YOUR OBJECTIVE: Repeat exactly, and only, the lines from the one holding "Convert this document image to plain text." through the last line of the records below.

begin

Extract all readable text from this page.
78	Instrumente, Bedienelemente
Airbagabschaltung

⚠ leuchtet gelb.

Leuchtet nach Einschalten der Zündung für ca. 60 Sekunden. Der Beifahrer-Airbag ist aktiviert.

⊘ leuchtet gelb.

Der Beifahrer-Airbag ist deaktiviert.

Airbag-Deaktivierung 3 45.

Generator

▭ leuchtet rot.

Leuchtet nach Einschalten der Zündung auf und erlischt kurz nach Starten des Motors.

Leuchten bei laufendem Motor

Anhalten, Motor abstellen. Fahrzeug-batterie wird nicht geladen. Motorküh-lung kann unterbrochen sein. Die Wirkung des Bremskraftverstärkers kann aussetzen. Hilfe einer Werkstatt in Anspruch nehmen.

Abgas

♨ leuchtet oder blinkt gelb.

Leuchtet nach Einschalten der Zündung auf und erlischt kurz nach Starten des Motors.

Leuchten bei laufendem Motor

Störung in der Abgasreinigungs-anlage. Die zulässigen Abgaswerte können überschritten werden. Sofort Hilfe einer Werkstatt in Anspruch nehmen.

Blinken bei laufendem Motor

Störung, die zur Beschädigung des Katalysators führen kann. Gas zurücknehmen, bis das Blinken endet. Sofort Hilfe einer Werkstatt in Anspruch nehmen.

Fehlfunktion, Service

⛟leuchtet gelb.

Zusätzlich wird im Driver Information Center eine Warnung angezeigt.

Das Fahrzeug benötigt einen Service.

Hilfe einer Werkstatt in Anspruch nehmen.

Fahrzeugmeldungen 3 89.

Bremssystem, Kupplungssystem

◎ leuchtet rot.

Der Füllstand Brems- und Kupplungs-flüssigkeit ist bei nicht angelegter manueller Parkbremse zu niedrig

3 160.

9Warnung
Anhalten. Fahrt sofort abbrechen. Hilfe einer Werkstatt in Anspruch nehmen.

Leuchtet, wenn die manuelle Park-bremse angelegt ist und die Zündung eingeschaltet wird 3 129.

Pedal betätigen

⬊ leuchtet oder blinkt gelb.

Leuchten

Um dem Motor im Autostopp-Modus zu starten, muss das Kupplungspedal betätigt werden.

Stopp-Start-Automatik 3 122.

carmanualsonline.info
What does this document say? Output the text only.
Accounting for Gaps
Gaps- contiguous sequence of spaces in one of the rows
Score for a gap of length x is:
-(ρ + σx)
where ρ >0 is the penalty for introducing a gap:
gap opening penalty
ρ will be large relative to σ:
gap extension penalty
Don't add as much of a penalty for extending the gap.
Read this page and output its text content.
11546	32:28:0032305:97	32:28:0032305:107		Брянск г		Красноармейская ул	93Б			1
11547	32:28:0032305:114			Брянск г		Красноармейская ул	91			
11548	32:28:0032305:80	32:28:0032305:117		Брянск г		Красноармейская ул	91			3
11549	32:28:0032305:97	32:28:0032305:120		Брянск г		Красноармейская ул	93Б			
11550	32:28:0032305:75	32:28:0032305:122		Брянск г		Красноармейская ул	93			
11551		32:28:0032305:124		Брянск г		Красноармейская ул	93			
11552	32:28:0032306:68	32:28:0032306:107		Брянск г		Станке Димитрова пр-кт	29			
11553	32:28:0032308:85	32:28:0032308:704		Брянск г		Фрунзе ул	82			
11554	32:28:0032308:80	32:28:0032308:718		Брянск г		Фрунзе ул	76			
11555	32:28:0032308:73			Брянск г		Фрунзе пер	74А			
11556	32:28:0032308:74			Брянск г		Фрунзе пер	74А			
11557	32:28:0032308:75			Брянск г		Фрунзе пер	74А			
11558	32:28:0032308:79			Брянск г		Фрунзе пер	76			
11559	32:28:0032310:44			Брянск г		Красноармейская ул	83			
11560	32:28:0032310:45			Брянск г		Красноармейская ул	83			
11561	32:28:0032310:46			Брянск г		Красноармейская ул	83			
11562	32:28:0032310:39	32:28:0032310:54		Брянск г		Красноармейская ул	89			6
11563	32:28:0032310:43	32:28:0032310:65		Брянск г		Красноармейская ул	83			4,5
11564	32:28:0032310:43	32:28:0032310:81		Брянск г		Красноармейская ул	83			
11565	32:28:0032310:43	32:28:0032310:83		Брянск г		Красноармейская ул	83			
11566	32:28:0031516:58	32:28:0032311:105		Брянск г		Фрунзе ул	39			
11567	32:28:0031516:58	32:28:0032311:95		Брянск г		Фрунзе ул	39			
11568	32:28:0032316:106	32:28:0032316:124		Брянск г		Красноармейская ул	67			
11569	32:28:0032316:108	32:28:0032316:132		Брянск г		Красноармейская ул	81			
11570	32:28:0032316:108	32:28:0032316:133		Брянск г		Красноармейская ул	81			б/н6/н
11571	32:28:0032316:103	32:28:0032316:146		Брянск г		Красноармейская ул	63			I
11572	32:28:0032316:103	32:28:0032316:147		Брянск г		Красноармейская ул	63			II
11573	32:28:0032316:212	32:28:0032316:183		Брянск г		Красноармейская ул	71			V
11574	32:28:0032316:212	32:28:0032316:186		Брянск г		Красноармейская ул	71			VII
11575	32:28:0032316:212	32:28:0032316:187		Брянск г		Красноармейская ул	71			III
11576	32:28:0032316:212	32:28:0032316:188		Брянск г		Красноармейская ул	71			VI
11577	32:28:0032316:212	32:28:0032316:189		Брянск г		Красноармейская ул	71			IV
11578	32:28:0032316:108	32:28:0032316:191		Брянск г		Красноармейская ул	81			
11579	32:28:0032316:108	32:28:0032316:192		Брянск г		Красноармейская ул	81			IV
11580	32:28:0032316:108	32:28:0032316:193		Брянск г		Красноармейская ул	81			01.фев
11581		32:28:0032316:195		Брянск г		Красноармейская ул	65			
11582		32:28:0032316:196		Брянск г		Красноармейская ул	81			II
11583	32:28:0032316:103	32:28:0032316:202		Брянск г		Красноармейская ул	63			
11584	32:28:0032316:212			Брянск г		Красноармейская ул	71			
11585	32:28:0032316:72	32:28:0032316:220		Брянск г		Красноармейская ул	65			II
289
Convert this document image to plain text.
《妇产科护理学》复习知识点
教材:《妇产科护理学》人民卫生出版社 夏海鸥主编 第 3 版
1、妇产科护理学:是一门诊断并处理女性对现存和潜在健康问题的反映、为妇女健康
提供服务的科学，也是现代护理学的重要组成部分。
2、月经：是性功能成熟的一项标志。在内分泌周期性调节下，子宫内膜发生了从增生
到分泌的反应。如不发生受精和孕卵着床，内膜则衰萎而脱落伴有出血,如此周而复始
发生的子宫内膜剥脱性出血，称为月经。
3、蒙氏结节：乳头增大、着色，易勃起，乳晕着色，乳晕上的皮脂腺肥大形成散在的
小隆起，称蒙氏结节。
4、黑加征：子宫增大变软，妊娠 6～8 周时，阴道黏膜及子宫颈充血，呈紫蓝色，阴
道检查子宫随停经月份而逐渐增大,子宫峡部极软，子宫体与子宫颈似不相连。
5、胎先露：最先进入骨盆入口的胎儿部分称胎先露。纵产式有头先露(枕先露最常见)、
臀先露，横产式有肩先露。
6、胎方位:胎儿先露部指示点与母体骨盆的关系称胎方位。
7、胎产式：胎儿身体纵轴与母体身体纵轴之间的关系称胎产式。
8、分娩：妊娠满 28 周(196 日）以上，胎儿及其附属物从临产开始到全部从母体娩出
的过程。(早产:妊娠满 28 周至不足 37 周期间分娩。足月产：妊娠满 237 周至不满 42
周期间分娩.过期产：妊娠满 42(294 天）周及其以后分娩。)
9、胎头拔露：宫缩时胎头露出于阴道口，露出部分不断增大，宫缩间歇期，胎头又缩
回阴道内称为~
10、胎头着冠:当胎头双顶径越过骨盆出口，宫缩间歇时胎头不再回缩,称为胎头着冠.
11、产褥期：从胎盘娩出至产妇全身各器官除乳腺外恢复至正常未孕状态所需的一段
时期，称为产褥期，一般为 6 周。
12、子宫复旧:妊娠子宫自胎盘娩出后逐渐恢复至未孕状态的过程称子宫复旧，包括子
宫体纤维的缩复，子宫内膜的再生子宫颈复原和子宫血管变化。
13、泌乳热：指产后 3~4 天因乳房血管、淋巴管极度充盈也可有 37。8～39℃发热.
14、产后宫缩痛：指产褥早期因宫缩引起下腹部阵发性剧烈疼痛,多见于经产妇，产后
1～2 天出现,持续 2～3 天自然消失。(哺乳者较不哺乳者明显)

end

RESULT:
Convert this document image to plain text.
《妇产科护理学》复习知识点
教材:《妇产科护理学》人民卫生出版社 夏海鸥主编 第 3 版
1、妇产科护理学:是一门诊断并处理女性对现存和潜在健康问题的反映、为妇女健康
提供服务的科学，也是现代护理学的重要组成部分。
2、月经：是性功能成熟的一项标志。在内分泌周期性调节下，子宫内膜发生了从增生
到分泌的反应。如不发生受精和孕卵着床，内膜则衰萎而脱落伴有出血,如此周而复始
发生的子宫内膜剥脱性出血，称为月经。
3、蒙氏结节：乳头增大、着色，易勃起，乳晕着色，乳晕上的皮脂腺肥大形成散在的
小隆起，称蒙氏结节。
4、黑加征：子宫增大变软，妊娠 6～8 周时，阴道黏膜及子宫颈充血，呈紫蓝色，阴
道检查子宫随停经月份而逐渐增大,子宫峡部极软，子宫体与子宫颈似不相连。
5、胎先露：最先进入骨盆入口的胎儿部分称胎先露。纵产式有头先露(枕先露最常见)、
臀先露，横产式有肩先露。
6、胎方位:胎儿先露部指示点与母体骨盆的关系称胎方位。
7、胎产式：胎儿身体纵轴与母体身体纵轴之间的关系称胎产式。
8、分娩：妊娠满 28 周(196 日）以上，胎儿及其附属物从临产开始到全部从母体娩出
的过程。(早产:妊娠满 28 周至不足 37 周期间分娩。足月产：妊娠满 237 周至不满 42
周期间分娩.过期产：妊娠满 42(294 天）周及其以后分娩。)
9、胎头拔露：宫缩时胎头露出于阴道口，露出部分不断增大，宫缩间歇期，胎头又缩
回阴道内称为~
10、胎头着冠:当胎头双顶径越过骨盆出口，宫缩间歇时胎头不再回缩,称为胎头着冠.
11、产褥期：从胎盘娩出至产妇全身各器官除乳腺外恢复至正常未孕状态所需的一段
时期，称为产褥期，一般为 6 周。
12、子宫复旧:妊娠子宫自胎盘娩出后逐渐恢复至未孕状态的过程称子宫复旧，包括子
宫体纤维的缩复，子宫内膜的再生子宫颈复原和子宫血管变化。
13、泌乳热：指产后 3~4 天因乳房血管、淋巴管极度充盈也可有 37。8～39℃发热.
14、产后宫缩痛：指产褥早期因宫缩引起下腹部阵发性剧烈疼痛,多见于经产妇，产后
1～2 天出现,持续 2～3 天自然消失。(哺乳者较不哺乳者明显)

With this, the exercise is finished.